* **What to work on**
Transcribe the records below exactly as they appear, omitting any pictures.

* **Record list**
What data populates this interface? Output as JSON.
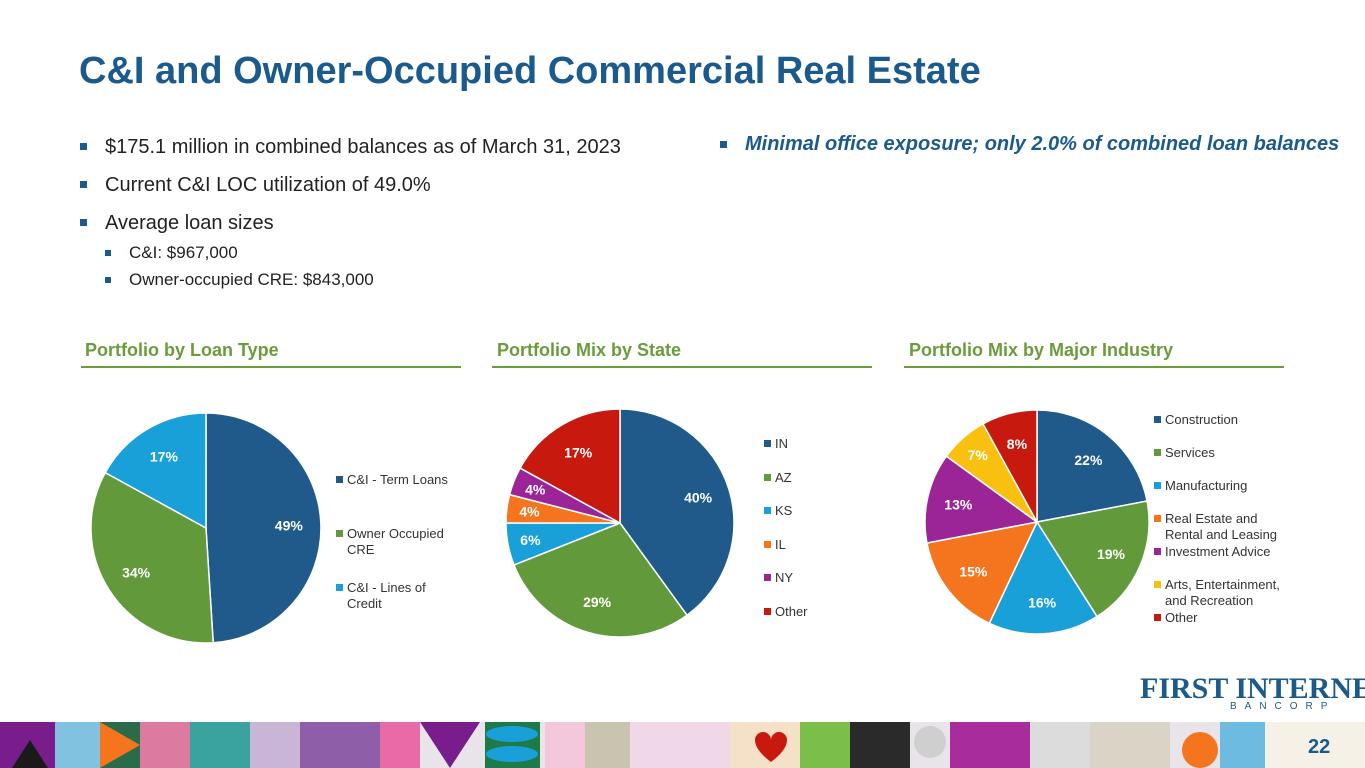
{
  "title": "C&I and Owner-Occupied Commercial Real Estate",
  "bullets": {
    "b1": "$175.1 million in combined balances as of March 31, 2023",
    "b2": "Current C&I LOC utilization of 49.0%",
    "b3": "Average loan sizes",
    "b3a": "C&I: $967,000",
    "b3b": "Owner-occupied CRE: $843,000",
    "right": "Minimal office exposure; only 2.0% of combined loan balances"
  },
  "logo": {
    "main": "FIRST INTERNET",
    "sub": "BANCORP"
  },
  "page_number": "22",
  "colors": {
    "title": "#1a5a8c",
    "section": "#6a9c3c",
    "navy": "#1f5a8a",
    "green": "#62993a",
    "cyan": "#1aa0d8",
    "orange": "#f5751f",
    "purple": "#9b2596",
    "yellow": "#fac010",
    "red": "#c8190e"
  },
  "chart_data": [
    {
      "type": "pie",
      "title": "Portfolio by Loan Type",
      "labels": [
        "C&I - Term Loans",
        "Owner Occupied CRE",
        "C&I - Lines of Credit"
      ],
      "values": [
        49,
        34,
        17
      ],
      "value_labels": [
        "49%",
        "34%",
        "17%"
      ],
      "colors": [
        "#1f5a8a",
        "#62993a",
        "#1aa0d8"
      ],
      "legend": "right"
    },
    {
      "type": "pie",
      "title": "Portfolio Mix by State",
      "labels": [
        "IN",
        "AZ",
        "KS",
        "IL",
        "NY",
        "Other"
      ],
      "values": [
        40,
        29,
        6,
        4,
        4,
        17
      ],
      "value_labels": [
        "40%",
        "29%",
        "6%",
        "4%",
        "4%",
        "17%"
      ],
      "colors": [
        "#1f5a8a",
        "#62993a",
        "#1aa0d8",
        "#f5751f",
        "#9b2596",
        "#c8190e"
      ],
      "legend": "right"
    },
    {
      "type": "pie",
      "title": "Portfolio Mix by Major Industry",
      "labels": [
        "Construction",
        "Services",
        "Manufacturing",
        "Real Estate and Rental and Leasing",
        "Investment Advice",
        "Arts, Entertainment, and Recreation",
        "Other"
      ],
      "values": [
        22,
        19,
        16,
        15,
        13,
        7,
        8
      ],
      "value_labels": [
        "22%",
        "19%",
        "16%",
        "15%",
        "13%",
        "7%",
        "8%"
      ],
      "colors": [
        "#1f5a8a",
        "#62993a",
        "#1aa0d8",
        "#f5751f",
        "#9b2596",
        "#fac010",
        "#c8190e"
      ],
      "legend": "right"
    }
  ]
}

* **The result**
What data populates this interface? Output as JSON.
{
  "title": "C&I and Owner-Occupied Commercial Real Estate",
  "bullets": {
    "b1": "$175.1 million in combined balances as of March 31, 2023",
    "b2": "Current C&I LOC utilization of 49.0%",
    "b3": "Average loan sizes",
    "b3a": "C&I: $967,000",
    "b3b": "Owner-occupied CRE: $843,000",
    "right": "Minimal office exposure; only 2.0% of combined loan balances"
  },
  "logo": {
    "main": "FIRST INTERNET",
    "sub": "BANCORP"
  },
  "page_number": "22",
  "colors": {
    "title": "#1a5a8c",
    "section": "#6a9c3c",
    "navy": "#1f5a8a",
    "green": "#62993a",
    "cyan": "#1aa0d8",
    "orange": "#f5751f",
    "purple": "#9b2596",
    "yellow": "#fac010",
    "red": "#c8190e"
  },
  "chart_data": [
    {
      "type": "pie",
      "title": "Portfolio by Loan Type",
      "labels": [
        "C&I - Term Loans",
        "Owner Occupied CRE",
        "C&I - Lines of Credit"
      ],
      "values": [
        49,
        34,
        17
      ],
      "value_labels": [
        "49%",
        "34%",
        "17%"
      ],
      "colors": [
        "#1f5a8a",
        "#62993a",
        "#1aa0d8"
      ],
      "legend": "right"
    },
    {
      "type": "pie",
      "title": "Portfolio Mix by State",
      "labels": [
        "IN",
        "AZ",
        "KS",
        "IL",
        "NY",
        "Other"
      ],
      "values": [
        40,
        29,
        6,
        4,
        4,
        17
      ],
      "value_labels": [
        "40%",
        "29%",
        "6%",
        "4%",
        "4%",
        "17%"
      ],
      "colors": [
        "#1f5a8a",
        "#62993a",
        "#1aa0d8",
        "#f5751f",
        "#9b2596",
        "#c8190e"
      ],
      "legend": "right"
    },
    {
      "type": "pie",
      "title": "Portfolio Mix by Major Industry",
      "labels": [
        "Construction",
        "Services",
        "Manufacturing",
        "Real Estate and Rental and Leasing",
        "Investment Advice",
        "Arts, Entertainment, and Recreation",
        "Other"
      ],
      "values": [
        22,
        19,
        16,
        15,
        13,
        7,
        8
      ],
      "value_labels": [
        "22%",
        "19%",
        "16%",
        "15%",
        "13%",
        "7%",
        "8%"
      ],
      "colors": [
        "#1f5a8a",
        "#62993a",
        "#1aa0d8",
        "#f5751f",
        "#9b2596",
        "#fac010",
        "#c8190e"
      ],
      "legend": "right"
    }
  ]
}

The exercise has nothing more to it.